> Source data
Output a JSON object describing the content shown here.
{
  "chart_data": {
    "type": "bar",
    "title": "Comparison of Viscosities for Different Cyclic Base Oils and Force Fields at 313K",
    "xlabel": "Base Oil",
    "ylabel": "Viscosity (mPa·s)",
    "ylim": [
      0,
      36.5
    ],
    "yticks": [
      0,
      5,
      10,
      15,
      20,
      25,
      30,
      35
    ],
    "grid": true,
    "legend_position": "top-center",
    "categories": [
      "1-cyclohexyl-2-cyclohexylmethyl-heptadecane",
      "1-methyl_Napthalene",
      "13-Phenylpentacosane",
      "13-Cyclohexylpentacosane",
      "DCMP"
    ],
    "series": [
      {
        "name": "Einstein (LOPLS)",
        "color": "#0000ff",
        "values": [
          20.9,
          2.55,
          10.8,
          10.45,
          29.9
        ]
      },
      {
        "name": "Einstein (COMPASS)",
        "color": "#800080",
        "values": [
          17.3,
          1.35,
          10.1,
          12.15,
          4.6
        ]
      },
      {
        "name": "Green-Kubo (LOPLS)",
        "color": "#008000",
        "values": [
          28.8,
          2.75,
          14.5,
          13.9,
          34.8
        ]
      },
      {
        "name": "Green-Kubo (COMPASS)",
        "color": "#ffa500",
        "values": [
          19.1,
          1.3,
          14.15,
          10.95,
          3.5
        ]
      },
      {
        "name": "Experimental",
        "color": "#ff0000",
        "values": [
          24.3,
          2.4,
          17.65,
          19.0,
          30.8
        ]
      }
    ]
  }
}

...

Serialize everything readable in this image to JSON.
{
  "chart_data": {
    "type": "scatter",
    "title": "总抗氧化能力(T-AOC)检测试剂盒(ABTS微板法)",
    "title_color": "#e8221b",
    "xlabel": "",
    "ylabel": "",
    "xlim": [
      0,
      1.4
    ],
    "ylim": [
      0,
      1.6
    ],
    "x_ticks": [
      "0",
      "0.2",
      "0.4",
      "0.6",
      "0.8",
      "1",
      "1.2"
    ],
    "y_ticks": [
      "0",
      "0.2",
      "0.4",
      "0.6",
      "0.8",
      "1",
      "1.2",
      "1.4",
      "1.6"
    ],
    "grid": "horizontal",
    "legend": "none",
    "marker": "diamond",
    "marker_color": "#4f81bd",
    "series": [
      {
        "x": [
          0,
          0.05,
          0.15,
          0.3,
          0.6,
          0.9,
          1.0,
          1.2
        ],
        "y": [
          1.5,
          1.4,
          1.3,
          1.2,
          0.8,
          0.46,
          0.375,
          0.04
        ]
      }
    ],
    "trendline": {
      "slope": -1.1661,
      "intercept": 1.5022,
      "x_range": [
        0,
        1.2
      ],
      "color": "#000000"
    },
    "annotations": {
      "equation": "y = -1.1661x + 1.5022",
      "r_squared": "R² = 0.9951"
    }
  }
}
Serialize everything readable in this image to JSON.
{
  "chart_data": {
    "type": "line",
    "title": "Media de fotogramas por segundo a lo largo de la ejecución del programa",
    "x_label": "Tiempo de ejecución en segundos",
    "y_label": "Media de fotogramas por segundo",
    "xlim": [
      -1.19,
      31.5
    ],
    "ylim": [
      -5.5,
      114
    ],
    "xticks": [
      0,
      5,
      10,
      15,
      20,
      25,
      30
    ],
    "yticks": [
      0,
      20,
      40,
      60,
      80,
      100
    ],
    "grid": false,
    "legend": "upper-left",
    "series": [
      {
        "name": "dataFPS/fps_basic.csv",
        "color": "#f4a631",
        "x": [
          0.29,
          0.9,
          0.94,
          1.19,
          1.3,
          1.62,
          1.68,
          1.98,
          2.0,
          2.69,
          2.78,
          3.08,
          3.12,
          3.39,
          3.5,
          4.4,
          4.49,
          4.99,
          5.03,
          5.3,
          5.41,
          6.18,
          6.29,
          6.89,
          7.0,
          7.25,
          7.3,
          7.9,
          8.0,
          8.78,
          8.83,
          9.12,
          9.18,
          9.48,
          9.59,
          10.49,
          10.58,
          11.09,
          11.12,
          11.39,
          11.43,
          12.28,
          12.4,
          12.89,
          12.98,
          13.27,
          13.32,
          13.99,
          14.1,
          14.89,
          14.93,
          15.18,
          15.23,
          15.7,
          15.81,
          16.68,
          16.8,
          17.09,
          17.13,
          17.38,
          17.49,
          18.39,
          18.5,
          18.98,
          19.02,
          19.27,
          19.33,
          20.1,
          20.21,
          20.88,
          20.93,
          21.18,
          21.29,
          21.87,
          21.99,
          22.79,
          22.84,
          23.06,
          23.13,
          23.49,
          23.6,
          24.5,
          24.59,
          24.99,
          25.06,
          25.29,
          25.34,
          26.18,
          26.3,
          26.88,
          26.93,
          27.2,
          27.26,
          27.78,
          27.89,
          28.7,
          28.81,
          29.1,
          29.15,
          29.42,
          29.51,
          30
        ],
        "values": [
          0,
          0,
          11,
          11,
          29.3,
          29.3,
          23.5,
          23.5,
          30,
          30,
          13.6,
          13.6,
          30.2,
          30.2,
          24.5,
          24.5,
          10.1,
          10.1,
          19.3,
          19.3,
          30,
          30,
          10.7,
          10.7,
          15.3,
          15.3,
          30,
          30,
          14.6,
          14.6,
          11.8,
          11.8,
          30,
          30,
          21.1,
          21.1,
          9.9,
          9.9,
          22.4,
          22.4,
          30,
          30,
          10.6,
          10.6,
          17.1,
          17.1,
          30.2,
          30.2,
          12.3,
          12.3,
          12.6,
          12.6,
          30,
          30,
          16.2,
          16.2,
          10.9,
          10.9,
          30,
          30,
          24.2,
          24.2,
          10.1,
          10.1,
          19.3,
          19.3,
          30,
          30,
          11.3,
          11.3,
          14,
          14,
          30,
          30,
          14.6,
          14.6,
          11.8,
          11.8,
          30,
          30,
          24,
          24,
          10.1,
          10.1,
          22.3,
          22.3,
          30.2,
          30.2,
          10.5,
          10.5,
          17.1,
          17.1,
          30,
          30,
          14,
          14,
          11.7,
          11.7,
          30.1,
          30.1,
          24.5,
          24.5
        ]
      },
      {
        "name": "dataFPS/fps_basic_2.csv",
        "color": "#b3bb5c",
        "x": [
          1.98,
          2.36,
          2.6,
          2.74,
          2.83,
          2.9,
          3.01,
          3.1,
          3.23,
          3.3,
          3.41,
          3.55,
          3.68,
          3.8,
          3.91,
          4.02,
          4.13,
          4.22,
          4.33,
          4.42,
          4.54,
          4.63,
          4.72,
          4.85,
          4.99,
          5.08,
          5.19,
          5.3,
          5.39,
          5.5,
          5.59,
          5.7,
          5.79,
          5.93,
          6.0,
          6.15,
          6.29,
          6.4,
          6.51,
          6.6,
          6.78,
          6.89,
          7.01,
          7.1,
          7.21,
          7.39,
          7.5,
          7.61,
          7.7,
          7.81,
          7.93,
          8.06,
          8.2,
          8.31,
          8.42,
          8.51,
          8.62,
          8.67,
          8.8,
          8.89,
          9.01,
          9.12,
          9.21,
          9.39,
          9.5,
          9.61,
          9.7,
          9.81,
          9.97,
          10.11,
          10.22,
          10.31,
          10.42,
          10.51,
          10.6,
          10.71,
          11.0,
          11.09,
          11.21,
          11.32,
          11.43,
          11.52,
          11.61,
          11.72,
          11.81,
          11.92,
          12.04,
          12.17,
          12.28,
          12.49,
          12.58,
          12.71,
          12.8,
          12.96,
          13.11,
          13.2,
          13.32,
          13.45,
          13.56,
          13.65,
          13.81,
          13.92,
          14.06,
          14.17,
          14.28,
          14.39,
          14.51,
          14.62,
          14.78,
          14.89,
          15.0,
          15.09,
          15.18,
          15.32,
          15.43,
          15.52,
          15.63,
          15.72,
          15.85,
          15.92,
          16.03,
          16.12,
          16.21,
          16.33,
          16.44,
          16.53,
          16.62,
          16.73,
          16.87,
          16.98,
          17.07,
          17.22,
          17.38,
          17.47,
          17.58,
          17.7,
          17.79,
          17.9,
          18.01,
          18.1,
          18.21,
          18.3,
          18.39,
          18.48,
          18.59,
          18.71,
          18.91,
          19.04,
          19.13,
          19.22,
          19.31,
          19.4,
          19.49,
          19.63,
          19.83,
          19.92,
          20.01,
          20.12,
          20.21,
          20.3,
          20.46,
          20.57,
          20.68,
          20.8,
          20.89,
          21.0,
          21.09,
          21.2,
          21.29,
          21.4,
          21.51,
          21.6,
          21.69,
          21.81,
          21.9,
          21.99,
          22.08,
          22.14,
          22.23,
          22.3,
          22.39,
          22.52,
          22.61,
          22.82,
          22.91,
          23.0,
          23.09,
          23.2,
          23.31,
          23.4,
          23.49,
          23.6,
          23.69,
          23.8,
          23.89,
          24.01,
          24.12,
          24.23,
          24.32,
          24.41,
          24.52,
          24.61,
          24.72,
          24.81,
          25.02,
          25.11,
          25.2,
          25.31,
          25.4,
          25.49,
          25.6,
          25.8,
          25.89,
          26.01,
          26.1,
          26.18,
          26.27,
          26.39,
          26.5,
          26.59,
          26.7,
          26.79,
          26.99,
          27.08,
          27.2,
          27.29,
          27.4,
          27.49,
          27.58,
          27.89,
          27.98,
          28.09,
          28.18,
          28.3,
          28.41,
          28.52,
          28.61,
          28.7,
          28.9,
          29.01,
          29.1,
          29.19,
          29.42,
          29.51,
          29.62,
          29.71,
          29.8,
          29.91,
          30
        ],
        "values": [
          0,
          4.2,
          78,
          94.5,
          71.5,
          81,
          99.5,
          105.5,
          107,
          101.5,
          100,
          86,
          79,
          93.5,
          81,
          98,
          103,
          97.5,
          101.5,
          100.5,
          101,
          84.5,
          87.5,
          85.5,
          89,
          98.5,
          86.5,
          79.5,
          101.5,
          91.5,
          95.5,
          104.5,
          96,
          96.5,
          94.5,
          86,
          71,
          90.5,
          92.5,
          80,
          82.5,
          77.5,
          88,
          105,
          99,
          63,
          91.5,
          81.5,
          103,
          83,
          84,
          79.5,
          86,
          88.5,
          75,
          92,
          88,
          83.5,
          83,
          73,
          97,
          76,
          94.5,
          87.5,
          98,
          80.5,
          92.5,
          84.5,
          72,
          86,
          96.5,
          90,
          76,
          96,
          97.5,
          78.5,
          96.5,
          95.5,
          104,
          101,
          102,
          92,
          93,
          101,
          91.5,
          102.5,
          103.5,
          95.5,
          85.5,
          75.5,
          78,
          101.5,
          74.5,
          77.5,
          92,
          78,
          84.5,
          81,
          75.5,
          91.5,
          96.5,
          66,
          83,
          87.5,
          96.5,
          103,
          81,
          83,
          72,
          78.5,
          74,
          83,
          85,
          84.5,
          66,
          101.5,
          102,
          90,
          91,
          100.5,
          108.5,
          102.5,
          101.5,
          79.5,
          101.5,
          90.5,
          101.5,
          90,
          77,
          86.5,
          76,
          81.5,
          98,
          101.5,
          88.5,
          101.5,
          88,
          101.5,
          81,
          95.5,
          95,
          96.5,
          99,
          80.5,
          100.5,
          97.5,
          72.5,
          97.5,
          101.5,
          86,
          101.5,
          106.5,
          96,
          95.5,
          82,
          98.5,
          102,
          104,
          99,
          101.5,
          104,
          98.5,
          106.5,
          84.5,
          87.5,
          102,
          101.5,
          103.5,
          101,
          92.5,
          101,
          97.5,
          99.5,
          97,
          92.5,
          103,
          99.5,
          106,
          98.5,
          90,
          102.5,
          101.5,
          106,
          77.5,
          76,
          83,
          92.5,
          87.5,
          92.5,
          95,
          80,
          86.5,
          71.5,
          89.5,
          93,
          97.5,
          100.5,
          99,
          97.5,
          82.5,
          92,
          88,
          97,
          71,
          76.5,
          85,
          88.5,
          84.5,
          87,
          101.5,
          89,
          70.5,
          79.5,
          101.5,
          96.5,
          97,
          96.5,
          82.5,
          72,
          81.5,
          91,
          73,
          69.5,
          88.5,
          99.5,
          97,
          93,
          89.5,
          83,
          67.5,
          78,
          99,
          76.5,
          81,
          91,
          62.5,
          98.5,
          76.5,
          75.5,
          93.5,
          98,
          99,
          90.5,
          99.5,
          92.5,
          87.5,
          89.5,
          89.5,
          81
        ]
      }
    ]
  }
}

> Given exercise
Identify the lines above that contain the word "Kubo", then copy them.

> Result
        "name": "Green-Kubo (LOPLS)",
        "name": "Green-Kubo (COMPASS)",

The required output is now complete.